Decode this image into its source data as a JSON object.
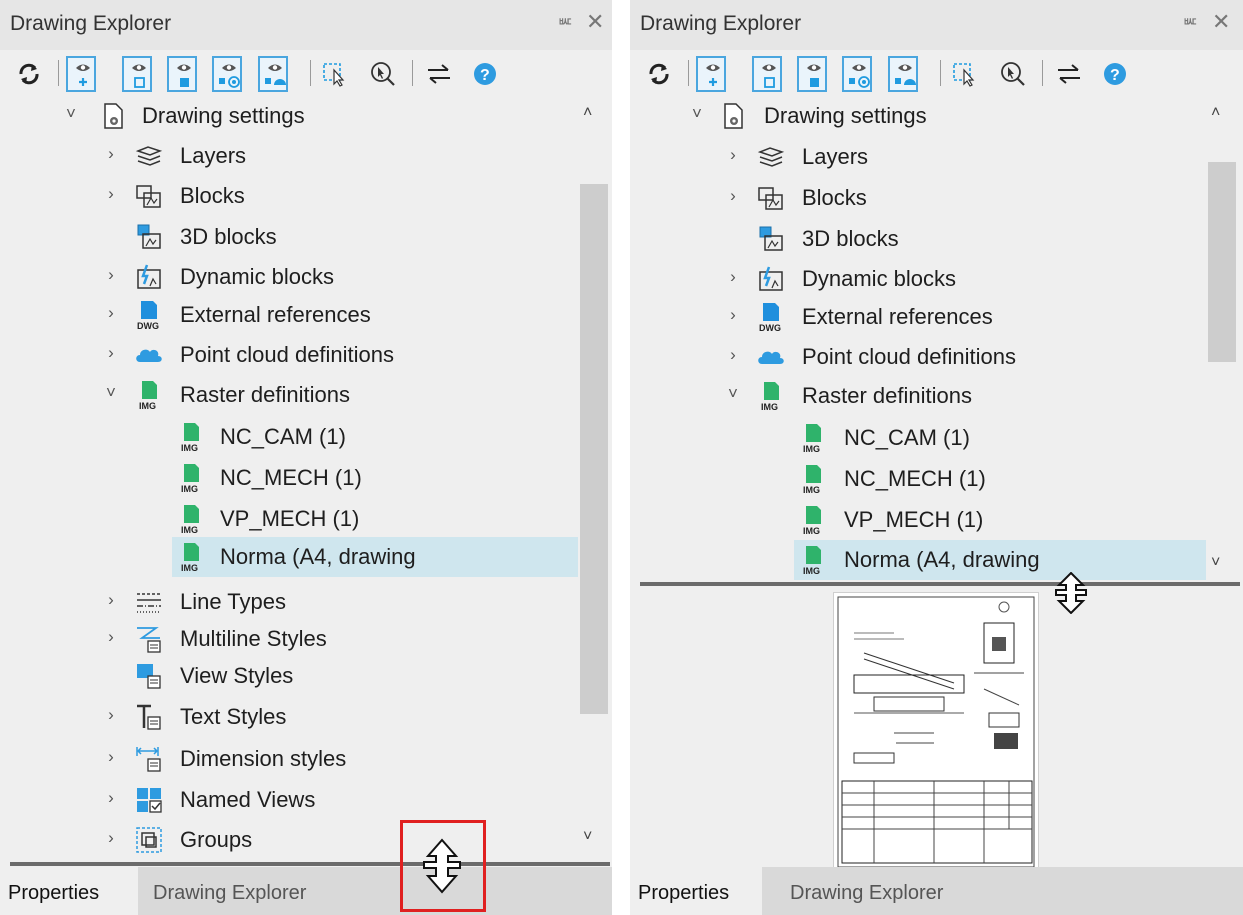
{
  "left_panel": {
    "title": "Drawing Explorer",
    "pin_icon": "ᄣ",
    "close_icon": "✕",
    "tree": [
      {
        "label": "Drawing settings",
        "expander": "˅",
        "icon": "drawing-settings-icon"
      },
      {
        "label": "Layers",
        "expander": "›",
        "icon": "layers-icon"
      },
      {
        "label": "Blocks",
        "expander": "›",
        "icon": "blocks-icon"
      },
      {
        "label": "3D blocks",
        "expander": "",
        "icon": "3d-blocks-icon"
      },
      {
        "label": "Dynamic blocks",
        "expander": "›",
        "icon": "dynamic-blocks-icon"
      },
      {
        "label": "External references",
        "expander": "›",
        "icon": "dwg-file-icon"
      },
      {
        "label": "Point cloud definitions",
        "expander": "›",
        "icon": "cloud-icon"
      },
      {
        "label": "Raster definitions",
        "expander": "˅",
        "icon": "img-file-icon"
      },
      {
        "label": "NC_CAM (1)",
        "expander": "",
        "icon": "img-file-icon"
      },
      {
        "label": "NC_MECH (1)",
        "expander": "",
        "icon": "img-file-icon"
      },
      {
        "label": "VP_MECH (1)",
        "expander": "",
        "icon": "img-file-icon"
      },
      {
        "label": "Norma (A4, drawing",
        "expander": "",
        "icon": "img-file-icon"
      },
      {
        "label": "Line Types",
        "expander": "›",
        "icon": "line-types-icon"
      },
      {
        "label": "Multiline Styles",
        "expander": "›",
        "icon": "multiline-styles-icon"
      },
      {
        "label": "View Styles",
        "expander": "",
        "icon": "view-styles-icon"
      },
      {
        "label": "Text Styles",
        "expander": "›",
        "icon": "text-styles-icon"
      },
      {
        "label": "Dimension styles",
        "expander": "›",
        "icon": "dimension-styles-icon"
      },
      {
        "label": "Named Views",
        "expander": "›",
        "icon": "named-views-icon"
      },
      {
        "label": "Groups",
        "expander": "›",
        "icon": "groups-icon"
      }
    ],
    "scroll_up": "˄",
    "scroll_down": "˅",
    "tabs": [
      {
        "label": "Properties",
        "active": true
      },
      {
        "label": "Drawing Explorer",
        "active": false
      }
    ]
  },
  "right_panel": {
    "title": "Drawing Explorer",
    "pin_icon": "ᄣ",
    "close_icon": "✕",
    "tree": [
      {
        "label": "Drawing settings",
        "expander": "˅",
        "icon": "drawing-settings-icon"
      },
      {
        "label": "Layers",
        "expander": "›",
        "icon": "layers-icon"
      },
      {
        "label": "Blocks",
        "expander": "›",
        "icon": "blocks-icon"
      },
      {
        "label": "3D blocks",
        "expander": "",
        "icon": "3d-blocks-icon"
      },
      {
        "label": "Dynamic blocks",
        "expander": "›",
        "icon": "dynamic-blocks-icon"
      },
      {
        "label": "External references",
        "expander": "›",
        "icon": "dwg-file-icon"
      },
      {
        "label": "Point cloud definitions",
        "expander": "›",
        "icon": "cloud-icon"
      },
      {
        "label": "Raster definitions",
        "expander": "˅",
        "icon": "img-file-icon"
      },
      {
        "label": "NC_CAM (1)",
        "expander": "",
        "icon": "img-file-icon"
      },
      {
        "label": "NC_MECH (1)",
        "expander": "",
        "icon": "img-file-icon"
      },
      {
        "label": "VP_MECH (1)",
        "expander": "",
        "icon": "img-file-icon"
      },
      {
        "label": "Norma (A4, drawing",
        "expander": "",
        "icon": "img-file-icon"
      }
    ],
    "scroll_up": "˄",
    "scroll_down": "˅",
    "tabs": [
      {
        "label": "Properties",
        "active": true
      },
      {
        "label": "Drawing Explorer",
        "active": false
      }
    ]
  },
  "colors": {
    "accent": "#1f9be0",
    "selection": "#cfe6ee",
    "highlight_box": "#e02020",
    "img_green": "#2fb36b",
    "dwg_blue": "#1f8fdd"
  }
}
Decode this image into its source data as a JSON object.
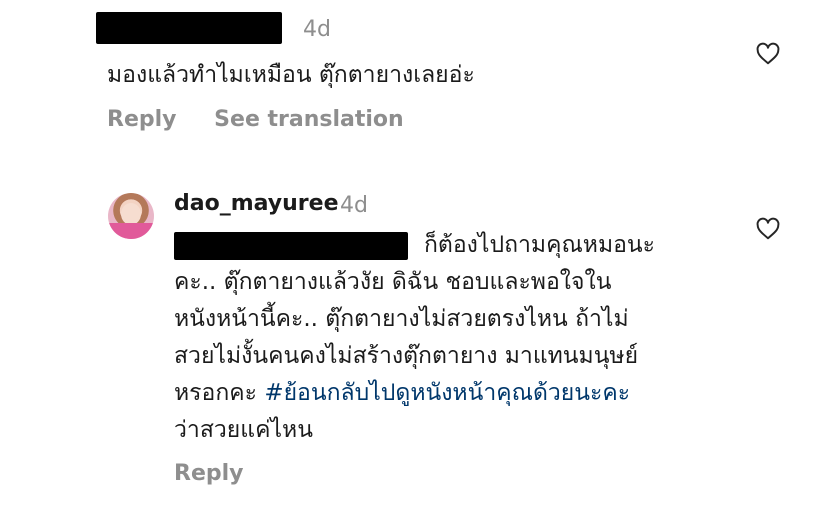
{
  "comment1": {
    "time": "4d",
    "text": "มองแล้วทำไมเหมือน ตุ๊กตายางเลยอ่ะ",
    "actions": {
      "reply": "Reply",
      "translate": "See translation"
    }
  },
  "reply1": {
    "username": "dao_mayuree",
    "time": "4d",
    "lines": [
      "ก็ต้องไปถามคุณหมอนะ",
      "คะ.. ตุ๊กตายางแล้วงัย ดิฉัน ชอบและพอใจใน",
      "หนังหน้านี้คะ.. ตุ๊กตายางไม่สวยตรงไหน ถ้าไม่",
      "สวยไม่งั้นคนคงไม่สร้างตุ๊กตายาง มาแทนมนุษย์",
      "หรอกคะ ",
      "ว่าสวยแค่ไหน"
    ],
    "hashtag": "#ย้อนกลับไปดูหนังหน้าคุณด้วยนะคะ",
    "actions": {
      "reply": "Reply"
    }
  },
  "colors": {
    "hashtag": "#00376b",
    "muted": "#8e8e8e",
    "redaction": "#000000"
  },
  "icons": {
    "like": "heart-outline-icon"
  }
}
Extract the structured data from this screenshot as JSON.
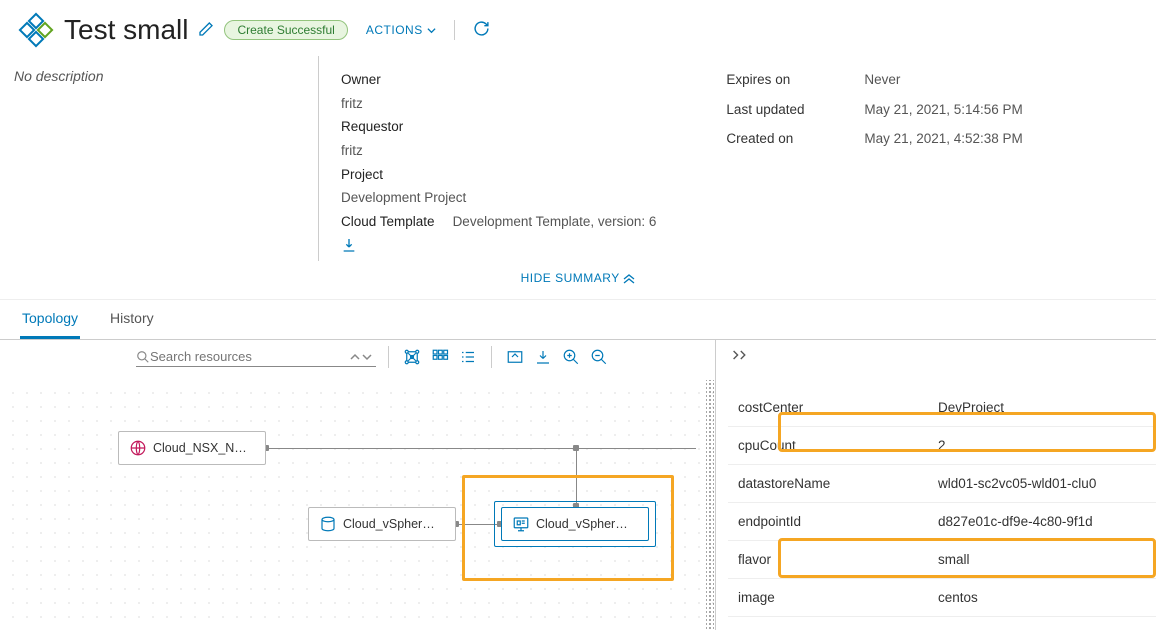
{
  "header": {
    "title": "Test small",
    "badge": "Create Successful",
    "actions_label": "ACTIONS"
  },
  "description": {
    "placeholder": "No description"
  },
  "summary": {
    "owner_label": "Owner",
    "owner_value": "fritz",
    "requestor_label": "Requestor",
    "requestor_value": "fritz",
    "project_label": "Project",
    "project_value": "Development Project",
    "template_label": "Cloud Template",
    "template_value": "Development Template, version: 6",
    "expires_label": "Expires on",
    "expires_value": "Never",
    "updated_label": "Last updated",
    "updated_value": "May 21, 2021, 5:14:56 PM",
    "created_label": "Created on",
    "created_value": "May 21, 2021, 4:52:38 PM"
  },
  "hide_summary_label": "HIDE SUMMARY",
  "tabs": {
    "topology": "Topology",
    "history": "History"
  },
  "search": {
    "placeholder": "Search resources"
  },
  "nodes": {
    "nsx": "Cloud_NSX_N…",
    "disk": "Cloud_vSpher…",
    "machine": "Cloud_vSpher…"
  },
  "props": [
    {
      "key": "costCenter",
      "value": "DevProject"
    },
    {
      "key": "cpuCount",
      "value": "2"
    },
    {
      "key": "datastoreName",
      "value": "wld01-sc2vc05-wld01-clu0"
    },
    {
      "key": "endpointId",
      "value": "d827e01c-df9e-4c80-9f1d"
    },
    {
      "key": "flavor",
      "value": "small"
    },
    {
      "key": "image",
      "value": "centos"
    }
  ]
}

********************

## WHAT YOU HAVE TO DO
Exactly reproduce each record, leaving out any pictures.

## THE RESPONSE
Decode this image into its source data as a JSON object.
{
  "left_panel": {
    "title": "Drawing Explorer",
    "pin_icon": "ᄣ",
    "close_icon": "✕",
    "tree": [
      {
        "label": "Drawing settings",
        "expander": "˅",
        "icon": "drawing-settings-icon"
      },
      {
        "label": "Layers",
        "expander": "›",
        "icon": "layers-icon"
      },
      {
        "label": "Blocks",
        "expander": "›",
        "icon": "blocks-icon"
      },
      {
        "label": "3D blocks",
        "expander": "",
        "icon": "3d-blocks-icon"
      },
      {
        "label": "Dynamic blocks",
        "expander": "›",
        "icon": "dynamic-blocks-icon"
      },
      {
        "label": "External references",
        "expander": "›",
        "icon": "dwg-file-icon"
      },
      {
        "label": "Point cloud definitions",
        "expander": "›",
        "icon": "cloud-icon"
      },
      {
        "label": "Raster definitions",
        "expander": "˅",
        "icon": "img-file-icon"
      },
      {
        "label": "NC_CAM (1)",
        "expander": "",
        "icon": "img-file-icon"
      },
      {
        "label": "NC_MECH (1)",
        "expander": "",
        "icon": "img-file-icon"
      },
      {
        "label": "VP_MECH (1)",
        "expander": "",
        "icon": "img-file-icon"
      },
      {
        "label": "Norma (A4, drawing",
        "expander": "",
        "icon": "img-file-icon"
      },
      {
        "label": "Line Types",
        "expander": "›",
        "icon": "line-types-icon"
      },
      {
        "label": "Multiline Styles",
        "expander": "›",
        "icon": "multiline-styles-icon"
      },
      {
        "label": "View Styles",
        "expander": "",
        "icon": "view-styles-icon"
      },
      {
        "label": "Text Styles",
        "expander": "›",
        "icon": "text-styles-icon"
      },
      {
        "label": "Dimension styles",
        "expander": "›",
        "icon": "dimension-styles-icon"
      },
      {
        "label": "Named Views",
        "expander": "›",
        "icon": "named-views-icon"
      },
      {
        "label": "Groups",
        "expander": "›",
        "icon": "groups-icon"
      }
    ],
    "scroll_up": "˄",
    "scroll_down": "˅",
    "tabs": [
      {
        "label": "Properties",
        "active": true
      },
      {
        "label": "Drawing Explorer",
        "active": false
      }
    ]
  },
  "right_panel": {
    "title": "Drawing Explorer",
    "pin_icon": "ᄣ",
    "close_icon": "✕",
    "tree": [
      {
        "label": "Drawing settings",
        "expander": "˅",
        "icon": "drawing-settings-icon"
      },
      {
        "label": "Layers",
        "expander": "›",
        "icon": "layers-icon"
      },
      {
        "label": "Blocks",
        "expander": "›",
        "icon": "blocks-icon"
      },
      {
        "label": "3D blocks",
        "expander": "",
        "icon": "3d-blocks-icon"
      },
      {
        "label": "Dynamic blocks",
        "expander": "›",
        "icon": "dynamic-blocks-icon"
      },
      {
        "label": "External references",
        "expander": "›",
        "icon": "dwg-file-icon"
      },
      {
        "label": "Point cloud definitions",
        "expander": "›",
        "icon": "cloud-icon"
      },
      {
        "label": "Raster definitions",
        "expander": "˅",
        "icon": "img-file-icon"
      },
      {
        "label": "NC_CAM (1)",
        "expander": "",
        "icon": "img-file-icon"
      },
      {
        "label": "NC_MECH (1)",
        "expander": "",
        "icon": "img-file-icon"
      },
      {
        "label": "VP_MECH (1)",
        "expander": "",
        "icon": "img-file-icon"
      },
      {
        "label": "Norma (A4, drawing",
        "expander": "",
        "icon": "img-file-icon"
      }
    ],
    "scroll_up": "˄",
    "scroll_down": "˅",
    "tabs": [
      {
        "label": "Properties",
        "active": true
      },
      {
        "label": "Drawing Explorer",
        "active": false
      }
    ]
  },
  "colors": {
    "accent": "#1f9be0",
    "selection": "#cfe6ee",
    "highlight_box": "#e02020",
    "img_green": "#2fb36b",
    "dwg_blue": "#1f8fdd"
  }
}
Decode this image into its source data as a JSON object.
{
  "comment1": {
    "time": "4d",
    "text": "มองแล้วทำไมเหมือน ตุ๊กตายางเลยอ่ะ",
    "actions": {
      "reply": "Reply",
      "translate": "See translation"
    }
  },
  "reply1": {
    "username": "dao_mayuree",
    "time": "4d",
    "lines": [
      "ก็ต้องไปถามคุณหมอนะ",
      "คะ.. ตุ๊กตายางแล้วงัย ดิฉัน ชอบและพอใจใน",
      "หนังหน้านี้คะ.. ตุ๊กตายางไม่สวยตรงไหน ถ้าไม่",
      "สวยไม่งั้นคนคงไม่สร้างตุ๊กตายาง มาแทนมนุษย์",
      "หรอกคะ ",
      "ว่าสวยแค่ไหน"
    ],
    "hashtag": "#ย้อนกลับไปดูหนังหน้าคุณด้วยนะคะ",
    "actions": {
      "reply": "Reply"
    }
  },
  "colors": {
    "hashtag": "#00376b",
    "muted": "#8e8e8e",
    "redaction": "#000000"
  },
  "icons": {
    "like": "heart-outline-icon"
  }
}
Extract the structured data from this screenshot as JSON.
{
  "header": {
    "title": "Test small",
    "badge": "Create Successful",
    "actions_label": "ACTIONS"
  },
  "description": {
    "placeholder": "No description"
  },
  "summary": {
    "owner_label": "Owner",
    "owner_value": "fritz",
    "requestor_label": "Requestor",
    "requestor_value": "fritz",
    "project_label": "Project",
    "project_value": "Development Project",
    "template_label": "Cloud Template",
    "template_value": "Development Template, version: 6",
    "expires_label": "Expires on",
    "expires_value": "Never",
    "updated_label": "Last updated",
    "updated_value": "May 21, 2021, 5:14:56 PM",
    "created_label": "Created on",
    "created_value": "May 21, 2021, 4:52:38 PM"
  },
  "hide_summary_label": "HIDE SUMMARY",
  "tabs": {
    "topology": "Topology",
    "history": "History"
  },
  "search": {
    "placeholder": "Search resources"
  },
  "nodes": {
    "nsx": "Cloud_NSX_N…",
    "disk": "Cloud_vSpher…",
    "machine": "Cloud_vSpher…"
  },
  "props": [
    {
      "key": "costCenter",
      "value": "DevProject"
    },
    {
      "key": "cpuCount",
      "value": "2"
    },
    {
      "key": "datastoreName",
      "value": "wld01-sc2vc05-wld01-clu0"
    },
    {
      "key": "endpointId",
      "value": "d827e01c-df9e-4c80-9f1d"
    },
    {
      "key": "flavor",
      "value": "small"
    },
    {
      "key": "image",
      "value": "centos"
    }
  ]
}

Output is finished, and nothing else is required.